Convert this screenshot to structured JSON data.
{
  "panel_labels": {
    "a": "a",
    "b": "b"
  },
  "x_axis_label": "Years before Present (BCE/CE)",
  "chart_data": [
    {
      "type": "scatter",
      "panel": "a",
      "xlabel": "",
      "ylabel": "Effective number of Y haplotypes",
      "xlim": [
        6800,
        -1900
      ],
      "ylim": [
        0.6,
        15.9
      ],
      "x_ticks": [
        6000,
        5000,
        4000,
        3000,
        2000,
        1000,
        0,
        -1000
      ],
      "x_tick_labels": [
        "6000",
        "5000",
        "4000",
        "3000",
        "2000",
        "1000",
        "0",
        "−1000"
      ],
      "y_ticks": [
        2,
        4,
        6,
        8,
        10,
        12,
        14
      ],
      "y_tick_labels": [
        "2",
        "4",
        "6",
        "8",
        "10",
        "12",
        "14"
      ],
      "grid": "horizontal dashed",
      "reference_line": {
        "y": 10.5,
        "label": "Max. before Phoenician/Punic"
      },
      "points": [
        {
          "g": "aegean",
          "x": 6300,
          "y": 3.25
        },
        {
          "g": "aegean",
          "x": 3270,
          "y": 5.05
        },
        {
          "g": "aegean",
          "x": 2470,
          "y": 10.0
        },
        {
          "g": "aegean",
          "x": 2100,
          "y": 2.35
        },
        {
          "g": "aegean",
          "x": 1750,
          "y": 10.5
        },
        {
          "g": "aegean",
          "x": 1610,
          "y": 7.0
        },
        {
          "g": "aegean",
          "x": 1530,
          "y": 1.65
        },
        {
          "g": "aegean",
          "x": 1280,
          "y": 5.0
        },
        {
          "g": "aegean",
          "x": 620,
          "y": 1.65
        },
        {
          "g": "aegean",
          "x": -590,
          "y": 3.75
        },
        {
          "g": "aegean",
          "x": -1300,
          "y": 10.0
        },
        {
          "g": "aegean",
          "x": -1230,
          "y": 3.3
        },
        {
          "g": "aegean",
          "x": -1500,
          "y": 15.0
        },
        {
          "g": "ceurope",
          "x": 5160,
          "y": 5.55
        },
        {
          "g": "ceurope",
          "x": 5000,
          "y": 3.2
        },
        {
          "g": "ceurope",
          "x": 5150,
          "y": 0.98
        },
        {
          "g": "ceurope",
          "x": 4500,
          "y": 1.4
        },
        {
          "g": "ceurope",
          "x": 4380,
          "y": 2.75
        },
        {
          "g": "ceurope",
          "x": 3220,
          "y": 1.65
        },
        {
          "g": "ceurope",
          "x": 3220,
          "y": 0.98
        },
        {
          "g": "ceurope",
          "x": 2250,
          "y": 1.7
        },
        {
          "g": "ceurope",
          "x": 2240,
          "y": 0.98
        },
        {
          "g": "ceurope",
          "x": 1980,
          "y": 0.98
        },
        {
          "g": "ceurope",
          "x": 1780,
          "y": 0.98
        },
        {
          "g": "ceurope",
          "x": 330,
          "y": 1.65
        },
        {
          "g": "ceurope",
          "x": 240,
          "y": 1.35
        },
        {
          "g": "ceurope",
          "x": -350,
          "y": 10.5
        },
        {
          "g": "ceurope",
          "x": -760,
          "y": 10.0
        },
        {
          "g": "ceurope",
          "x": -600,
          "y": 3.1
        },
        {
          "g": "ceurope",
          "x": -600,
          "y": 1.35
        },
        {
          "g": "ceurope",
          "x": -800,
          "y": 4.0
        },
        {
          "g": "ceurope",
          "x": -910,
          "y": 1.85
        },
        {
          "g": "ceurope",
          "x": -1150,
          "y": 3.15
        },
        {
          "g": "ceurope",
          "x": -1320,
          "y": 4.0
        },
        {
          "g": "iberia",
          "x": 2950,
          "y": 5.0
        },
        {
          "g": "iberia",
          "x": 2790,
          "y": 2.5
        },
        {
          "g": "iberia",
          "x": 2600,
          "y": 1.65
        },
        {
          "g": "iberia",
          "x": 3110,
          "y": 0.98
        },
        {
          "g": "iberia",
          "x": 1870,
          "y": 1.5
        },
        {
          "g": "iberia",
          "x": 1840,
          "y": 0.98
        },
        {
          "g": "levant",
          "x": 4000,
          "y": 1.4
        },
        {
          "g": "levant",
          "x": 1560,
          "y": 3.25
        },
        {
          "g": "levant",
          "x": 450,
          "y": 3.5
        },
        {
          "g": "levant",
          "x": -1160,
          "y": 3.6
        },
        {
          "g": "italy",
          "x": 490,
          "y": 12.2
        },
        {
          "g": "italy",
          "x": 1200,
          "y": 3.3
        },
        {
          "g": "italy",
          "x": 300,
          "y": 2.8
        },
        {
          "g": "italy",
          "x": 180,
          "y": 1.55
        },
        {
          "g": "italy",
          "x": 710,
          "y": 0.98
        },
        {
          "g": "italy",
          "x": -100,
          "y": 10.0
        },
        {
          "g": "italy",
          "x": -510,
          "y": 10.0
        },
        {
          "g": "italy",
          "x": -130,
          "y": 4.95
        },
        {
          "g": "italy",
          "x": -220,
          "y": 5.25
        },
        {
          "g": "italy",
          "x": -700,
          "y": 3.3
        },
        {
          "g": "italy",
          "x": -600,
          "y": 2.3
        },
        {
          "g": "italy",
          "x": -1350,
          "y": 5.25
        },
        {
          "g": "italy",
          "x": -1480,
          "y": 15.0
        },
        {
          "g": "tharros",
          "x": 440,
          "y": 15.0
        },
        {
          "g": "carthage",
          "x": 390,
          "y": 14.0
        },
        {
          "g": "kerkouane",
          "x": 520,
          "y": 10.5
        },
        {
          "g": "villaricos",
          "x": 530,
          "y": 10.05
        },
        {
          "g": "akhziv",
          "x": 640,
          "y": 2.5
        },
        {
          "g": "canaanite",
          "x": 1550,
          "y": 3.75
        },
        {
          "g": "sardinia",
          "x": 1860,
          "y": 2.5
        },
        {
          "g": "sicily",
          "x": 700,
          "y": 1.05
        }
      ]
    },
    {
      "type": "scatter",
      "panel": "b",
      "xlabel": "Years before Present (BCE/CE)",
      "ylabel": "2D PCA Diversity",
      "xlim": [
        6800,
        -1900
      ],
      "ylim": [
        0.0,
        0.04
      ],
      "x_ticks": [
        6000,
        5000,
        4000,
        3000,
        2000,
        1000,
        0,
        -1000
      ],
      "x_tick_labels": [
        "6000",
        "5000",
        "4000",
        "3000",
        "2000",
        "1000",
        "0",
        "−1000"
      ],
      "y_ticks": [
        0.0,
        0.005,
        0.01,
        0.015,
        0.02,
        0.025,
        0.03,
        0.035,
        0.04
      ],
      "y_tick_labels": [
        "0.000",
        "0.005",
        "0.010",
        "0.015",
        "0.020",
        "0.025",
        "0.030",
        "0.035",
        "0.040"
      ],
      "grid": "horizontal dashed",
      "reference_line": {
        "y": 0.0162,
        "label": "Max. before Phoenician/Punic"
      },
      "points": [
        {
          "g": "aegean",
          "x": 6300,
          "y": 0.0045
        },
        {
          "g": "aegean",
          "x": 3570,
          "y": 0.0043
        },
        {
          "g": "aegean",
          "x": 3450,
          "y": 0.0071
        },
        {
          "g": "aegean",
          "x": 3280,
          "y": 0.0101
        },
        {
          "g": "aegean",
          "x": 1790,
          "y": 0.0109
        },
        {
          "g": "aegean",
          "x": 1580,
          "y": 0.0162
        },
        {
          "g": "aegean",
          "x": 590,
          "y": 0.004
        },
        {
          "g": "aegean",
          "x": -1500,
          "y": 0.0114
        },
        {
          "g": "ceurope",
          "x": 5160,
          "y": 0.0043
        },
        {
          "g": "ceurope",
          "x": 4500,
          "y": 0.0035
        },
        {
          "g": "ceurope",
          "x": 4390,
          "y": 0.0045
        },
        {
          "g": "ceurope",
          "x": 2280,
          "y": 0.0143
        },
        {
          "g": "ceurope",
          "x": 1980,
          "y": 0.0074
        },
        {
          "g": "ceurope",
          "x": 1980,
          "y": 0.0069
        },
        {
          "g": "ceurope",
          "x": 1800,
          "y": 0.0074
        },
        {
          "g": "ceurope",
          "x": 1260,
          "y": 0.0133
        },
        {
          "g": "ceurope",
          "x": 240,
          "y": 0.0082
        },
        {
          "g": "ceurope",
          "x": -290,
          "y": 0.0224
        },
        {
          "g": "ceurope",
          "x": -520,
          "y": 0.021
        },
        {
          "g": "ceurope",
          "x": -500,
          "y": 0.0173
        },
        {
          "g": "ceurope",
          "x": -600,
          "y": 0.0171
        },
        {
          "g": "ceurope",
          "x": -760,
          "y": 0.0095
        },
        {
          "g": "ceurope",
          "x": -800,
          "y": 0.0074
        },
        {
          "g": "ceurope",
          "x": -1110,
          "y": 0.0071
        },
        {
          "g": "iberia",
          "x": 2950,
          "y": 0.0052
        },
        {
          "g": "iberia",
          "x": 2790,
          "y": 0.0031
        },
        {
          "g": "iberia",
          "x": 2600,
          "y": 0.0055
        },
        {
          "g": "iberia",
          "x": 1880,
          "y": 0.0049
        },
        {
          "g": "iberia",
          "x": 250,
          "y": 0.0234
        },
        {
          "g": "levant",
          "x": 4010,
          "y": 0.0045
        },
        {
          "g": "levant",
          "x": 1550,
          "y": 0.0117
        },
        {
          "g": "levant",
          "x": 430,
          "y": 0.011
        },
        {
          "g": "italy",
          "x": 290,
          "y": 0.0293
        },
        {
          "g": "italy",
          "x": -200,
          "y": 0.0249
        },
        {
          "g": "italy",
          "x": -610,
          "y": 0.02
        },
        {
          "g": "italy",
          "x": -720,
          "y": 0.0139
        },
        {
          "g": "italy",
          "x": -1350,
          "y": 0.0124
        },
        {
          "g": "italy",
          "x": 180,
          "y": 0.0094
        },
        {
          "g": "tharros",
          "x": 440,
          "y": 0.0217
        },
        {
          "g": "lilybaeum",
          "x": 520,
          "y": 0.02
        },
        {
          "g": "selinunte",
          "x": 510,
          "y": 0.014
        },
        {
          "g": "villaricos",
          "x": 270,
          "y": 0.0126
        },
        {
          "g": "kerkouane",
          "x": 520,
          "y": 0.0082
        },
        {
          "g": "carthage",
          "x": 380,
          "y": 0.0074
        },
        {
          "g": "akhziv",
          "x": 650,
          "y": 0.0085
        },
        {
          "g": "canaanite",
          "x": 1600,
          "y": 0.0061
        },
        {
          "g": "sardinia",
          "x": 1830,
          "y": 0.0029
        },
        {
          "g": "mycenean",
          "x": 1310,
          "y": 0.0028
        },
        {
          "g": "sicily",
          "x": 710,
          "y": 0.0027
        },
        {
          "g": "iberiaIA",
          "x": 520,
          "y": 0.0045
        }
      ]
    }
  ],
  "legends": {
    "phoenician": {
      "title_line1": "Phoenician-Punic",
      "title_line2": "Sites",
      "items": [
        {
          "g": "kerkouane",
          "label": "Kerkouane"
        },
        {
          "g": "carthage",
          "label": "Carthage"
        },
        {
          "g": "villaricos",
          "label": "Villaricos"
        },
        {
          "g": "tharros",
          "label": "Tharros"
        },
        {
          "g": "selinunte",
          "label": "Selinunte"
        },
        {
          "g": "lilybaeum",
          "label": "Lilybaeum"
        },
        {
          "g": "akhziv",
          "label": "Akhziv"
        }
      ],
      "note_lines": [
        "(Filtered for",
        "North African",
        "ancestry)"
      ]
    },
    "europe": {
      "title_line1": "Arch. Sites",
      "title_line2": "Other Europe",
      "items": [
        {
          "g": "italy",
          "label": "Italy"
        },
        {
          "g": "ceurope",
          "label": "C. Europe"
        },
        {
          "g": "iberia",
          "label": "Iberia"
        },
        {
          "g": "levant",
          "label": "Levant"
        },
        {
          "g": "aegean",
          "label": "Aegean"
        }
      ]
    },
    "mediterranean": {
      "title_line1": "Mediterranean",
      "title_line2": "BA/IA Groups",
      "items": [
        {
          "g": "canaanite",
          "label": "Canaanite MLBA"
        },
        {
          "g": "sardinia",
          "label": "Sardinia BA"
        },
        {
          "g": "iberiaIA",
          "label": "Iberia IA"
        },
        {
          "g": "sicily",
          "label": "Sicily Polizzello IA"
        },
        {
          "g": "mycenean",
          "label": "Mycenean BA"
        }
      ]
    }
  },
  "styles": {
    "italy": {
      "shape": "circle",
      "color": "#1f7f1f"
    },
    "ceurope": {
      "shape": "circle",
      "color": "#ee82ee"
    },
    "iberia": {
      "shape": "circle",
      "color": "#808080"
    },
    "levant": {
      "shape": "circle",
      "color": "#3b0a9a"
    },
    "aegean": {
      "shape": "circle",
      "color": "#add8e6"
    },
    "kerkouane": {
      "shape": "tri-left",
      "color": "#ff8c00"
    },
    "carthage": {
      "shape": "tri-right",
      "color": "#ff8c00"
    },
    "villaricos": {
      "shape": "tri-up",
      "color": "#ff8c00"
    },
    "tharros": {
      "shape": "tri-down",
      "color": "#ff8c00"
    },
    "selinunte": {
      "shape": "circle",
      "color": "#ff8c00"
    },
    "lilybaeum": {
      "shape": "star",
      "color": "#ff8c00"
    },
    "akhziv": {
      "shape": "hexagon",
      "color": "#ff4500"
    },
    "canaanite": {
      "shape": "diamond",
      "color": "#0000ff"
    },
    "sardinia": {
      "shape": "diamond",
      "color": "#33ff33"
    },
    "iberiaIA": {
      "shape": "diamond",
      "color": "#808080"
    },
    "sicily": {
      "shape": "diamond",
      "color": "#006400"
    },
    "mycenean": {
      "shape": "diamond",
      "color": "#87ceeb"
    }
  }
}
□ □ □ □ □ □ □
Pull every line containing "xlabel" out of the records.

      "xlabel": "",
      "xlabel": "Years before Present (BCE/CE)",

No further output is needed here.